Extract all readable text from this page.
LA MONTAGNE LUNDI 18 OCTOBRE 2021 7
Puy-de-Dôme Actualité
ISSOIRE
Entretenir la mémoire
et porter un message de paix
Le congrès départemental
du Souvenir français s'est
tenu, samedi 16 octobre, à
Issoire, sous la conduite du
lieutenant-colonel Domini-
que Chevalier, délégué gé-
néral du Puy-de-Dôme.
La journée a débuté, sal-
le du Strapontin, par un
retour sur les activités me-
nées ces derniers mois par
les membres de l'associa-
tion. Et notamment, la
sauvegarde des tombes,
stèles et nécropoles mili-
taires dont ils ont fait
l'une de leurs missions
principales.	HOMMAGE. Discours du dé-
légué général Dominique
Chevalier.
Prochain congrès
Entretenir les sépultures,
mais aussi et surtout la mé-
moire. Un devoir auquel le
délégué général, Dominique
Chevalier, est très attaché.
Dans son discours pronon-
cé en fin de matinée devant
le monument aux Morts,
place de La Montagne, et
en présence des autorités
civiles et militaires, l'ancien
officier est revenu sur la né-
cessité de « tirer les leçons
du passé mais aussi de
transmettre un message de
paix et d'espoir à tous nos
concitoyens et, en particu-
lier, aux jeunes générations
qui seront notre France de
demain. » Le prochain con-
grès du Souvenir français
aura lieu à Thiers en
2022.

━━━━━━━━━━

**Description of the task**
Write down all the entries again without a single difference.

**Solution to this exercise**
Extract all readable text from this page.
LA MONTAGNE LUNDI 18 OCTOBRE 2021 7
Puy-de-Dôme Actualité
ISSOIRE
Entretenir la mémoire
et porter un message de paix
Le congrès départemental
du Souvenir français s'est
tenu, samedi 16 octobre, à
Issoire, sous la conduite du
lieutenant-colonel Domini-
que Chevalier, délégué gé-
néral du Puy-de-Dôme.
La journée a débuté, sal-
le du Strapontin, par un
retour sur les activités me-
nées ces derniers mois par
les membres de l'associa-
tion. Et notamment, la
sauvegarde des tombes,
stèles et nécropoles mili-
taires dont ils ont fait
l'une de leurs missions
principales.	HOMMAGE. Discours du dé-
légué général Dominique
Chevalier.
Prochain congrès
Entretenir les sépultures,
mais aussi et surtout la mé-
moire. Un devoir auquel le
délégué général, Dominique
Chevalier, est très attaché.
Dans son discours pronon-
cé en fin de matinée devant
le monument aux Morts,
place de La Montagne, et
en présence des autorités
civiles et militaires, l'ancien
officier est revenu sur la né-
cessité de « tirer les leçons
du passé mais aussi de
transmettre un message de
paix et d'espoir à tous nos
concitoyens et, en particu-
lier, aux jeunes générations
qui seront notre France de
demain. » Le prochain con-
grès du Souvenir français
aura lieu à Thiers en
2022.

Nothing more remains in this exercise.